Find every line in the records below that holds the word "title", and copy it out.

-------- PROVIDED DATA --------

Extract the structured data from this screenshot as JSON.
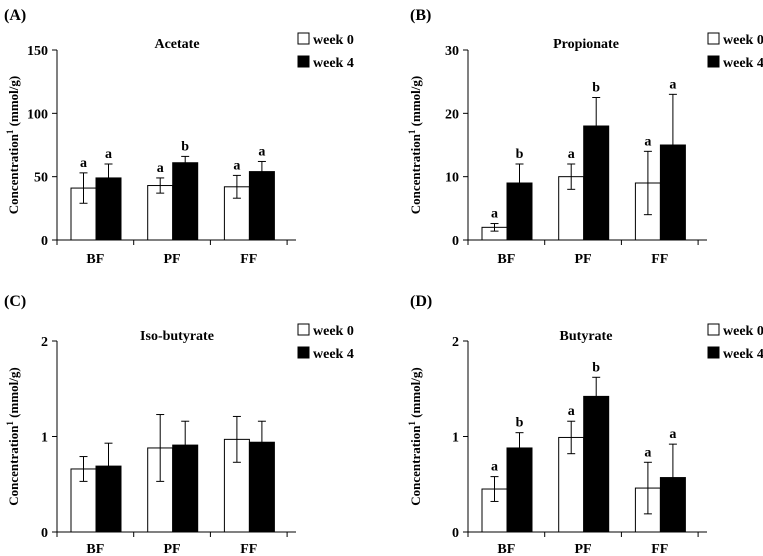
{
  "chart_data": [
    {
      "type": "bar",
      "panel": "(A)",
      "title": "Acetate",
      "ylabel": "Concentration",
      "ylabel_sup": "1",
      "ylabel_unit": "(mmol/g)",
      "ylim": [
        0,
        150
      ],
      "yticks": [
        "0",
        "50",
        "100",
        "150"
      ],
      "categories": [
        "BF",
        "PF",
        "FF"
      ],
      "series": [
        {
          "name": "week 0",
          "color": "#ffffff",
          "values": [
            41,
            43,
            42
          ],
          "errors": [
            12,
            6,
            9
          ],
          "labels": [
            "a",
            "a",
            "a"
          ]
        },
        {
          "name": "week 4",
          "color": "#000000",
          "values": [
            49,
            61,
            54
          ],
          "errors": [
            11,
            5,
            8
          ],
          "labels": [
            "a",
            "b",
            "a"
          ]
        }
      ]
    },
    {
      "type": "bar",
      "panel": "(B)",
      "title": "Propionate",
      "ylabel": "Concentration",
      "ylabel_sup": "1",
      "ylabel_unit": "(mmol/g)",
      "ylim": [
        0,
        30
      ],
      "yticks": [
        "0",
        "10",
        "20",
        "30"
      ],
      "categories": [
        "BF",
        "PF",
        "FF"
      ],
      "series": [
        {
          "name": "week 0",
          "color": "#ffffff",
          "values": [
            2,
            10,
            9
          ],
          "errors": [
            0.6,
            2,
            5
          ],
          "labels": [
            "a",
            "a",
            "a"
          ]
        },
        {
          "name": "week 4",
          "color": "#000000",
          "values": [
            9,
            18,
            15
          ],
          "errors": [
            3,
            4.5,
            8
          ],
          "labels": [
            "b",
            "b",
            "a"
          ]
        }
      ]
    },
    {
      "type": "bar",
      "panel": "(C)",
      "title": "Iso-butyrate",
      "ylabel": "Concentration",
      "ylabel_sup": "1",
      "ylabel_unit": "(mmol/g)",
      "ylim": [
        0,
        2
      ],
      "yticks": [
        "0",
        "1",
        "2"
      ],
      "categories": [
        "BF",
        "PF",
        "FF"
      ],
      "series": [
        {
          "name": "week 0",
          "color": "#ffffff",
          "values": [
            0.66,
            0.88,
            0.97
          ],
          "errors": [
            0.13,
            0.35,
            0.24
          ],
          "labels": [
            "",
            "",
            ""
          ]
        },
        {
          "name": "week 4",
          "color": "#000000",
          "values": [
            0.69,
            0.91,
            0.94
          ],
          "errors": [
            0.24,
            0.25,
            0.22
          ],
          "labels": [
            "",
            "",
            ""
          ]
        }
      ]
    },
    {
      "type": "bar",
      "panel": "(D)",
      "title": "Butyrate",
      "ylabel": "Concentration",
      "ylabel_sup": "1",
      "ylabel_unit": "(mmol/g)",
      "ylim": [
        0,
        2
      ],
      "yticks": [
        "0",
        "1",
        "2"
      ],
      "categories": [
        "BF",
        "PF",
        "FF"
      ],
      "series": [
        {
          "name": "week 0",
          "color": "#ffffff",
          "values": [
            0.45,
            0.99,
            0.46
          ],
          "errors": [
            0.13,
            0.17,
            0.27
          ],
          "labels": [
            "a",
            "a",
            "a"
          ]
        },
        {
          "name": "week 4",
          "color": "#000000",
          "values": [
            0.88,
            1.42,
            0.57
          ],
          "errors": [
            0.16,
            0.2,
            0.35
          ],
          "labels": [
            "b",
            "b",
            "a"
          ]
        }
      ]
    }
  ]
}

--------

### CORRECT RESPONSE
      "title": "Acetate",
      "title": "Propionate",
      "title": "Iso-butyrate",
      "title": "Butyrate",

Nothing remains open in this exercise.